**Exercise requirements:**
In the listing below, please print the line that contains "What does this" and every line that follows it, exactly.

──────── Data ────────

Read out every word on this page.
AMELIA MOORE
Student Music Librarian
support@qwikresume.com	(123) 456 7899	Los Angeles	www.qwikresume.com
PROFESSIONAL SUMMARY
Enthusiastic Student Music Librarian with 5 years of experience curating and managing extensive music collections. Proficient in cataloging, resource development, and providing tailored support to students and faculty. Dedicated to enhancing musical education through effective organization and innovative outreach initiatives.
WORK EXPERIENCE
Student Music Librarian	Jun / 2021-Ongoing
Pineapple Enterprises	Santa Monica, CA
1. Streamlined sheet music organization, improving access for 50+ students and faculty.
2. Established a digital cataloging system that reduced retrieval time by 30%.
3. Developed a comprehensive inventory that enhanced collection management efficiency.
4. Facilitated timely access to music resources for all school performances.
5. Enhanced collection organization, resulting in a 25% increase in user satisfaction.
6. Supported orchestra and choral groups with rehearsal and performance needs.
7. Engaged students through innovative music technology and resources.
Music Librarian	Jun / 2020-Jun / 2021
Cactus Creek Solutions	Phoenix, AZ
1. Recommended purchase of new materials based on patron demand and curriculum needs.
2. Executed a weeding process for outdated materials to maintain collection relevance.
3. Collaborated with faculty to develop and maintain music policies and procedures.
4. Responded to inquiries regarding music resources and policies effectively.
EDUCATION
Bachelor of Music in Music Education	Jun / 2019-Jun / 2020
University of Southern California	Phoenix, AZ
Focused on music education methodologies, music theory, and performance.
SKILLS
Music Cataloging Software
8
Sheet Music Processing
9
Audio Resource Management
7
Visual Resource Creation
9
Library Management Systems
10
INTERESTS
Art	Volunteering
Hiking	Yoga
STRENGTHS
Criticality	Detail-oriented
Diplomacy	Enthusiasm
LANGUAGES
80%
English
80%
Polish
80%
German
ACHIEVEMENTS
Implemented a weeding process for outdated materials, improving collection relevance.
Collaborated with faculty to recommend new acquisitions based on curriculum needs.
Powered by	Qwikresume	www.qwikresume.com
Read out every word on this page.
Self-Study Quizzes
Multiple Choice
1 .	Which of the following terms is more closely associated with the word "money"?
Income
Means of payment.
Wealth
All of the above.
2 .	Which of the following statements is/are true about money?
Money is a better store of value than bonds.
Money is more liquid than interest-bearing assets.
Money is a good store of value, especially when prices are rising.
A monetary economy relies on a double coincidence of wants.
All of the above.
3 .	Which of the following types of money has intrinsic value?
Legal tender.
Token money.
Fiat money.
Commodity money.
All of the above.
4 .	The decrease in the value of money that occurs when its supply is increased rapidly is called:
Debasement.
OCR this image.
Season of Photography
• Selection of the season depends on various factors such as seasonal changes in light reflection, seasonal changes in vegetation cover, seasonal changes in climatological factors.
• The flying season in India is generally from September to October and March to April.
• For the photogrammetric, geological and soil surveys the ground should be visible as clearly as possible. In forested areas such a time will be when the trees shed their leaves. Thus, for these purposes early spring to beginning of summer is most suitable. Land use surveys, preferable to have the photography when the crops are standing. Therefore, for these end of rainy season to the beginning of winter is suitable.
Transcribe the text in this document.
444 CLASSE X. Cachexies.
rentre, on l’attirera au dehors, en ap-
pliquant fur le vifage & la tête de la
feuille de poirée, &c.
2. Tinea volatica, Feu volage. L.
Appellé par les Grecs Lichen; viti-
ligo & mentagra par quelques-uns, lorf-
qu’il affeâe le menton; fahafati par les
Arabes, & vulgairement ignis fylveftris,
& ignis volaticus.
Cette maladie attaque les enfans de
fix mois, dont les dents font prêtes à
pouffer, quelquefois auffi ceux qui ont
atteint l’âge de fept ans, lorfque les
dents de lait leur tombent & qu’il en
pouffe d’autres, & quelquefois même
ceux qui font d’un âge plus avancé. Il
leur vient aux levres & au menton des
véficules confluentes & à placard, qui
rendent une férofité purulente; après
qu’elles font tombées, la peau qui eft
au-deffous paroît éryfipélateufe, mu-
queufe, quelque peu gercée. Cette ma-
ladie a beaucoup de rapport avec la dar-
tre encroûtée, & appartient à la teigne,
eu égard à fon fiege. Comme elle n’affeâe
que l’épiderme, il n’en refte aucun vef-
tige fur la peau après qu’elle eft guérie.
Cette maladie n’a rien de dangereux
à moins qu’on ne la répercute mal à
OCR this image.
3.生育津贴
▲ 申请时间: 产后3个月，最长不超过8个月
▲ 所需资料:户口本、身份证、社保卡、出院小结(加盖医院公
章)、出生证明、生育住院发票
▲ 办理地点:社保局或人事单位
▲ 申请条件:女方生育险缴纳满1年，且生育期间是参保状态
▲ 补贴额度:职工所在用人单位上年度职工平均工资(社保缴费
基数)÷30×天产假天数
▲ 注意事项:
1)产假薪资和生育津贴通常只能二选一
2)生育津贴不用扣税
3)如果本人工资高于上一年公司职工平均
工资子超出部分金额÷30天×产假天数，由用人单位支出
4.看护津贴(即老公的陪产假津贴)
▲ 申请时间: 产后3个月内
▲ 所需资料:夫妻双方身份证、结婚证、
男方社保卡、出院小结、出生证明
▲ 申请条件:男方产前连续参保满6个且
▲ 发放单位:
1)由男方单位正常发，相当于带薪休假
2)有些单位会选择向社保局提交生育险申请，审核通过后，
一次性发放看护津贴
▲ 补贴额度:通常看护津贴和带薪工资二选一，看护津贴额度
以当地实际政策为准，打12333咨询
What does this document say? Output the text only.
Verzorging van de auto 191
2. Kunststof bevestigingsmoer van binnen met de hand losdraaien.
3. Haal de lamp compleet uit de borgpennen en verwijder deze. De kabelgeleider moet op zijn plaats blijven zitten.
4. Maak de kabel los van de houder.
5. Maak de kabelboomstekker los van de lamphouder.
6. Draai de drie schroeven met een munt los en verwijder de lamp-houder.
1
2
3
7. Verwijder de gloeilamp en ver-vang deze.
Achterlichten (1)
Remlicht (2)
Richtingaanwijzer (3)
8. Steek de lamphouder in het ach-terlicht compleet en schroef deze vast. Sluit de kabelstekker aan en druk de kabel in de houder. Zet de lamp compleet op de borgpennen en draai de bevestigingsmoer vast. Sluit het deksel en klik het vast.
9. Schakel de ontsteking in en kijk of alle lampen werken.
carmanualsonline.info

────────

**Solution for this task:**
What does this document say? Output the text only.
Verzorging van de auto 191
2. Kunststof bevestigingsmoer van binnen met de hand losdraaien.
3. Haal de lamp compleet uit de borgpennen en verwijder deze. De kabelgeleider moet op zijn plaats blijven zitten.
4. Maak de kabel los van de houder.
5. Maak de kabelboomstekker los van de lamphouder.
6. Draai de drie schroeven met een munt los en verwijder de lamp-houder.
1
2
3
7. Verwijder de gloeilamp en ver-vang deze.
Achterlichten (1)
Remlicht (2)
Richtingaanwijzer (3)
8. Steek de lamphouder in het ach-terlicht compleet en schroef deze vast. Sluit de kabelstekker aan en druk de kabel in de houder. Zet de lamp compleet op de borgpennen en draai de bevestigingsmoer vast. Sluit het deksel en klik het vast.
9. Schakel de ontsteking in en kijk of alle lampen werken.
carmanualsonline.info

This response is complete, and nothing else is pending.